» RECORD EXCERPTS
──────────

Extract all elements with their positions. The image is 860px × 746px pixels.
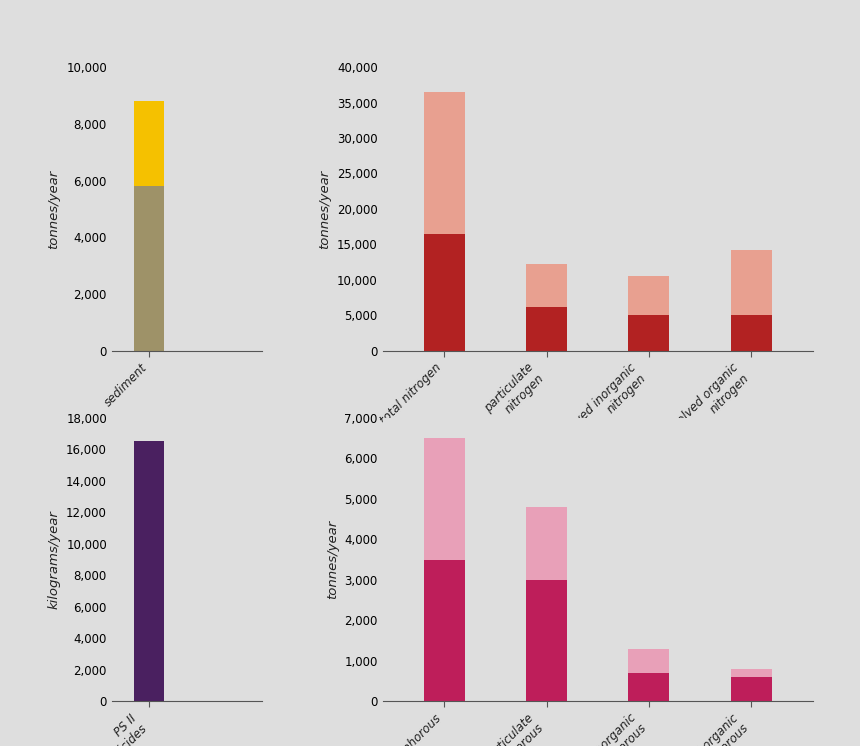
Bar [629,315,669,351]
Bar [424,233,464,351]
Bar [526,264,567,307]
Bar [629,648,669,673]
Bar [731,669,771,677]
Y-axis label: tonnes/year: tonnes/year [318,169,332,248]
Bar [629,673,669,701]
Y-axis label: tonnes/year: tonnes/year [326,520,339,599]
Bar [731,315,771,351]
Bar [731,250,771,315]
Bar [134,101,164,186]
Bar [424,438,464,560]
Bar [731,677,771,701]
Bar [424,560,464,701]
Y-axis label: tonnes/year: tonnes/year [47,169,61,248]
Bar [134,186,164,351]
Bar [424,92,464,233]
Bar [526,307,567,351]
Bar [526,580,567,701]
Bar [134,442,164,701]
Bar [526,507,567,580]
Bar [629,276,669,315]
Y-axis label: kilograms/year: kilograms/year [47,510,60,609]
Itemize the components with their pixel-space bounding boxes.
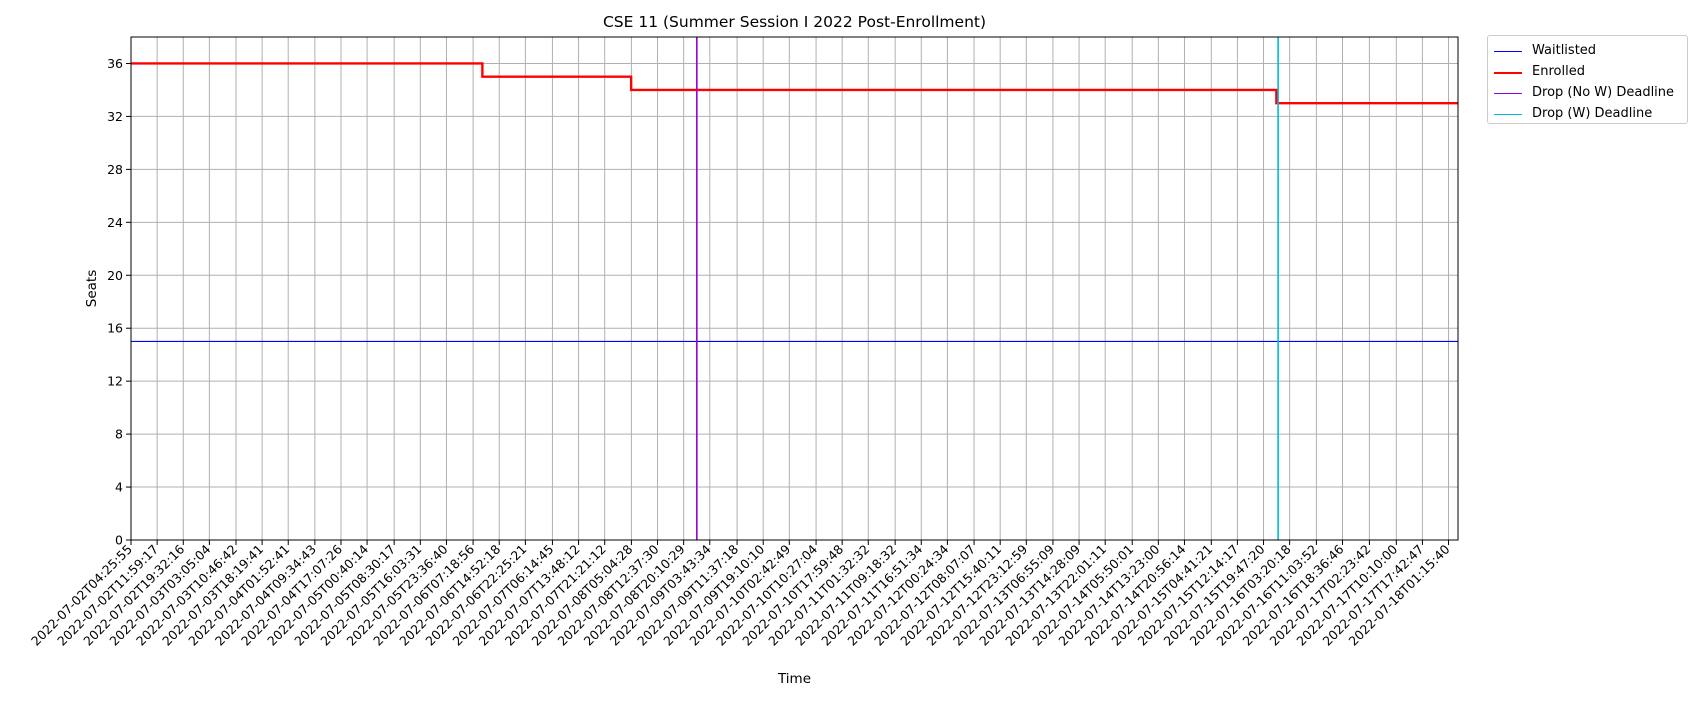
plot-background <box>131 37 1458 540</box>
y-tick-label: 28 <box>107 162 123 177</box>
legend-swatch-drop-no-w <box>1494 93 1522 94</box>
y-axis-label: Seats <box>84 270 100 307</box>
series-line-enrolled <box>131 62 1458 105</box>
y-tick-label: 24 <box>107 215 123 230</box>
y-tick-label: 0 <box>115 533 123 548</box>
legend-item-drop-w: Drop (W) Deadline <box>1488 105 1687 126</box>
chart-title: CSE 11 (Summer Session I 2022 Post-Enrol… <box>603 13 986 31</box>
legend-label-drop-w: Drop (W) Deadline <box>1532 106 1653 121</box>
legend-swatch-drop-w <box>1494 114 1522 115</box>
legend: Waitlisted Enrolled Drop (No W) Deadline… <box>1487 35 1688 124</box>
legend-swatch-waitlisted <box>1494 51 1522 52</box>
y-tick-label: 4 <box>115 480 123 495</box>
y-tick-label: 16 <box>107 321 123 336</box>
y-tick-label: 36 <box>107 56 123 71</box>
y-tick-label: 32 <box>107 109 123 124</box>
plot-frame <box>130 36 1459 541</box>
legend-swatch-enrolled <box>1494 72 1522 74</box>
legend-item-drop-no-w: Drop (No W) Deadline <box>1488 84 1687 105</box>
y-tick-label: 8 <box>115 427 123 442</box>
y-tick-label: 20 <box>107 268 123 283</box>
legend-label-drop-no-w: Drop (No W) Deadline <box>1532 85 1675 100</box>
legend-label-enrolled: Enrolled <box>1532 64 1585 79</box>
legend-label-waitlisted: Waitlisted <box>1532 43 1597 58</box>
legend-item-enrolled: Enrolled <box>1488 63 1687 84</box>
legend-item-waitlisted: Waitlisted <box>1488 42 1687 63</box>
y-tick-label: 12 <box>107 374 123 389</box>
x-axis-label: Time <box>777 671 811 687</box>
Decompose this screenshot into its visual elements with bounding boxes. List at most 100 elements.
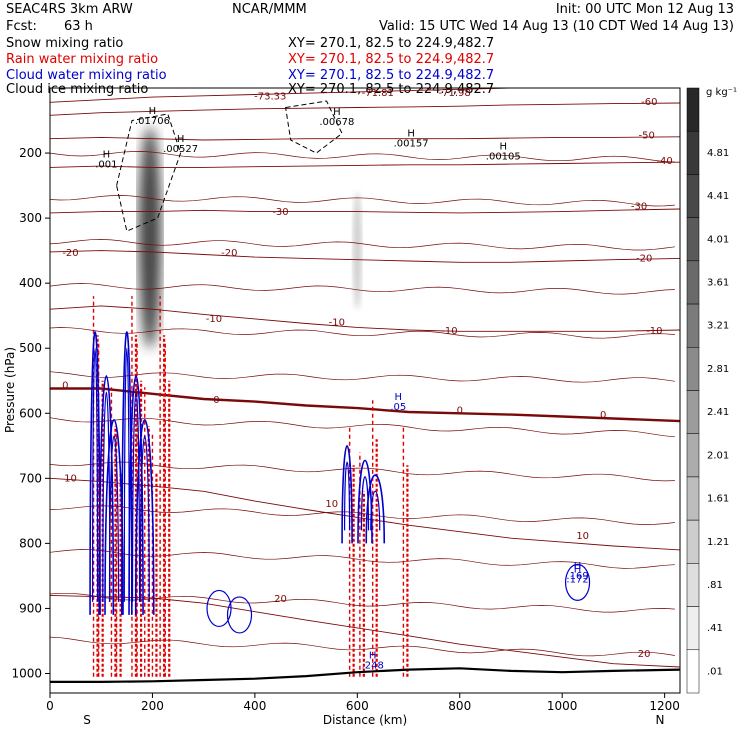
cloud-water-contours — [89, 331, 591, 634]
cloud-water-contour — [123, 347, 130, 602]
colorbar-tick-label: 1.61 — [707, 494, 729, 505]
x-tick-label: 0 — [46, 699, 54, 713]
extremum-mark: H — [177, 134, 185, 145]
colorbar-swatch — [686, 433, 700, 478]
y-axis: 200 300 400 500 600 700 800 900 1000 — [11, 146, 50, 680]
field-cloudice-xy: XY= 270.1, 82.5 to 224.9,482.7 — [288, 82, 494, 97]
y-tick-label: 500 — [19, 341, 42, 355]
extremum-value: .172 — [566, 574, 588, 585]
temperature-label: 10 — [325, 499, 338, 510]
extremum-value: .248 — [362, 660, 384, 671]
temperature-contour-label: 10 — [576, 531, 589, 542]
plot-frame — [49, 87, 681, 694]
temperature-label: 0 — [62, 381, 68, 392]
colorbar: 4.81 4.41 4.01 3.61 3.21 2.81 2.41 2.01 1.61 1.21… — [686, 87, 729, 694]
cloud-water-contour — [365, 474, 386, 544]
colorbar-swatch — [686, 130, 700, 175]
field-rain-name: Rain water mixing ratio — [6, 52, 158, 67]
x-tick-label: 800 — [448, 699, 471, 713]
colorbar-swatch — [686, 260, 700, 305]
colorbar-swatch — [686, 606, 700, 651]
temperature-contour-label: 20 — [638, 649, 651, 660]
terrain-line — [50, 667, 680, 683]
temperature-label: 0 — [457, 405, 463, 416]
temperature-contour-label: -70 — [416, 82, 432, 93]
extremum-mark: H — [395, 392, 403, 403]
temperature-label: -10 — [206, 314, 222, 325]
temperature-label: 10 — [64, 474, 77, 485]
extremum-value: .00105 — [486, 152, 521, 163]
colorbar-tick-label: .01 — [707, 666, 723, 677]
extremum-mark: H — [149, 106, 157, 117]
extremum-value: .05 — [390, 402, 406, 413]
cloud-water-contour — [89, 331, 101, 615]
field-cloudwater-name: Cloud water mixing ratio — [6, 68, 167, 83]
colorbar-tick-label: 2.01 — [707, 450, 729, 461]
colorbar-tick-label: 1.21 — [707, 537, 729, 548]
cloud-water-contour — [343, 461, 351, 531]
colorbar-swatch — [686, 563, 700, 607]
colorbar-swatch — [686, 649, 700, 694]
temperature-contour — [50, 161, 680, 168]
extremum-mark: H — [574, 561, 582, 572]
org-label: NCAR/MMM — [232, 2, 307, 17]
y-tick-label: 400 — [19, 276, 42, 290]
forecast-label: Fcst: — [6, 19, 37, 34]
extremum-value: .01706 — [135, 116, 170, 127]
temperature-contour — [50, 136, 680, 141]
temperature-contour — [50, 636, 675, 657]
temperature-contour — [50, 327, 675, 339]
y-tick-label: 900 — [19, 601, 42, 615]
colorbar-swatch — [686, 347, 700, 391]
extremum-mark: H — [333, 107, 341, 118]
temperature-contour — [50, 208, 680, 214]
temperature-contour — [50, 505, 675, 525]
cloud-water-contour — [91, 347, 99, 602]
y-tick-label: 800 — [19, 536, 42, 550]
colorbar-tick-label: 4.81 — [707, 148, 729, 159]
colorbar-swatch — [686, 174, 700, 218]
temperature-contour-label: -60 — [641, 97, 657, 108]
x-tick-label: 400 — [243, 699, 266, 713]
cloud-water-contour — [131, 391, 141, 602]
y-tick-label: 200 — [19, 146, 42, 160]
temperature-label: 20 — [274, 594, 287, 605]
x-axis-north-label: N — [656, 713, 665, 727]
field-snow-name: Snow mixing ratio — [6, 36, 123, 51]
extremum-value: .169 — [566, 571, 588, 582]
temperature-contour — [50, 371, 675, 383]
colorbar-tick-label: 4.01 — [707, 234, 729, 245]
cloud-ice-contour — [285, 100, 343, 154]
valid-time: Valid: 15 UTC Wed 14 Aug 13 (10 CDT Wed … — [379, 19, 734, 34]
colorbar-unit: g kg⁻¹ — [706, 87, 737, 98]
field-snow-xy: XY= 270.1, 82.5 to 224.9,482.7 — [288, 36, 494, 51]
cloud-water-contour — [121, 331, 133, 615]
extremum-value: .001 — [95, 159, 117, 170]
temperature-contour — [50, 195, 675, 207]
cloud-water-contour — [108, 435, 120, 602]
extremum-mark: H — [574, 564, 582, 575]
colorbar-swatch — [686, 390, 700, 434]
cloud-water-contour — [98, 375, 115, 615]
cloud-water-contour — [360, 476, 370, 531]
temperature-label: -71.98 — [439, 88, 471, 99]
temperature-contour — [50, 102, 680, 116]
temperature-contour-label: -30 — [631, 202, 647, 213]
colorbar-tick-label: 2.81 — [707, 364, 729, 375]
x-axis: 0 200 400 600 800 1000 1200 — [46, 693, 680, 713]
x-axis-title: Distance (km) — [323, 713, 407, 727]
colorbar-swatch — [686, 217, 700, 262]
y-tick-label: 300 — [19, 211, 42, 225]
x-tick-label: 1200 — [649, 699, 680, 713]
temperature-contour — [50, 239, 675, 251]
colorbar-tick-label: 3.61 — [707, 277, 729, 288]
temperature-contour-label: -20 — [636, 254, 652, 265]
temperature-contour — [50, 417, 675, 438]
colorbar-swatch — [686, 87, 700, 132]
colorbar-swatch — [686, 303, 700, 348]
cloud-water-contour — [139, 435, 150, 602]
cloud-water-contour — [564, 563, 591, 602]
temperature-label: -73.33 — [254, 92, 286, 103]
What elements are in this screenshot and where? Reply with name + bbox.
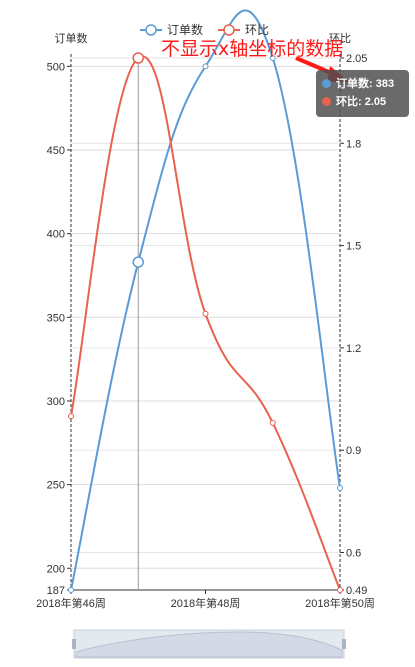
data-point bbox=[132, 52, 144, 64]
left-tick-label: 400 bbox=[47, 229, 65, 241]
datazoom-handle-left[interactable] bbox=[72, 639, 76, 649]
x-tick-label: 2018年第46周 bbox=[36, 596, 106, 610]
legend-marker[interactable] bbox=[145, 24, 157, 36]
right-tick-label: 1.5 bbox=[346, 241, 361, 253]
right-tick-label: 0.6 bbox=[346, 547, 361, 559]
right-tick-label: 1.8 bbox=[346, 138, 361, 150]
left-tick-label: 450 bbox=[47, 145, 65, 157]
x-tick-label: 2018年第50周 bbox=[305, 596, 375, 610]
data-point bbox=[132, 256, 144, 268]
data-point bbox=[68, 587, 74, 593]
right-tick-label: 2.05 bbox=[346, 53, 367, 65]
data-point bbox=[337, 484, 343, 491]
left-tick-label: 350 bbox=[47, 312, 65, 324]
x-tick-label: 2018年第48周 bbox=[171, 596, 241, 610]
right-tick-label: 1.2 bbox=[346, 343, 361, 355]
right-tick-label: 0.49 bbox=[346, 585, 367, 597]
legend-label[interactable]: 订单数 bbox=[167, 22, 203, 37]
right-tick-label: 0.9 bbox=[346, 445, 361, 457]
tooltip-orders-label: 订单数: 383 bbox=[336, 78, 395, 90]
series-line-ratio bbox=[70, 55, 341, 591]
data-point bbox=[337, 587, 343, 593]
tooltip-row-orders: 订单数: 383 bbox=[322, 77, 394, 91]
left-tick-label: 187 bbox=[47, 585, 65, 597]
tooltip-row-ratio: 环比: 2.05 bbox=[322, 95, 386, 109]
tooltip-orders-dot bbox=[322, 79, 331, 88]
data-point bbox=[269, 55, 276, 61]
annotation-text: 不显示x轴坐标的数据 bbox=[161, 38, 343, 60]
legend-marker[interactable] bbox=[223, 24, 235, 36]
left-tick-label: 500 bbox=[47, 61, 65, 73]
tooltip-ratio-dot bbox=[322, 97, 331, 106]
left-axis-name: 订单数 bbox=[55, 32, 88, 45]
right-axis-name: 环比 bbox=[329, 32, 351, 45]
chart-tooltip: 订单数: 383 环比: 2.05 bbox=[316, 70, 409, 117]
tooltip-ratio-label: 环比: 2.05 bbox=[336, 96, 387, 108]
left-tick-label: 250 bbox=[47, 480, 65, 492]
left-tick-label: 200 bbox=[47, 563, 65, 575]
data-point bbox=[202, 63, 209, 70]
data-point bbox=[269, 419, 276, 426]
series-line-orders bbox=[70, 9, 341, 591]
datazoom-preview-area bbox=[75, 631, 343, 658]
data-point bbox=[68, 413, 74, 420]
data-point bbox=[202, 310, 209, 317]
left-tick-label: 300 bbox=[47, 396, 65, 408]
legend-label[interactable]: 环比 bbox=[245, 23, 269, 37]
datazoom-handle-right[interactable] bbox=[342, 639, 346, 649]
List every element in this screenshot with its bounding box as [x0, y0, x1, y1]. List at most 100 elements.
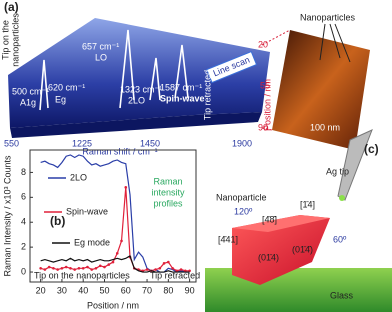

──────────

» PROMPT
Edit the items from the line with "cloud-water-contours — [89, 331, 591, 634]" up to and including the line with "extremum-value: .172 — [566, 574, 588, 585]". Replace "extremum-mark" with "extremum-marker", leave everything else unchanged, and give only those lines.

» SOLUTION TO THIS EXERCISE
cloud-water-contours — [89, 331, 591, 634]
cloud-water-contour — [123, 347, 130, 602]
colorbar-tick-label: 1.61 — [707, 494, 729, 505]
x-tick-label: 0 — [46, 699, 54, 713]
extremum-marker: H — [177, 134, 185, 145]
colorbar-swatch — [686, 433, 700, 478]
y-axis: 200 300 400 500 600 700 800 900 1000 — [11, 146, 50, 680]
field-cloudice-xy: XY= 270.1, 82.5 to 224.9,482.7 — [288, 82, 494, 97]
y-tick-label: 500 — [19, 341, 42, 355]
extremum-value: .172 — [566, 574, 588, 585]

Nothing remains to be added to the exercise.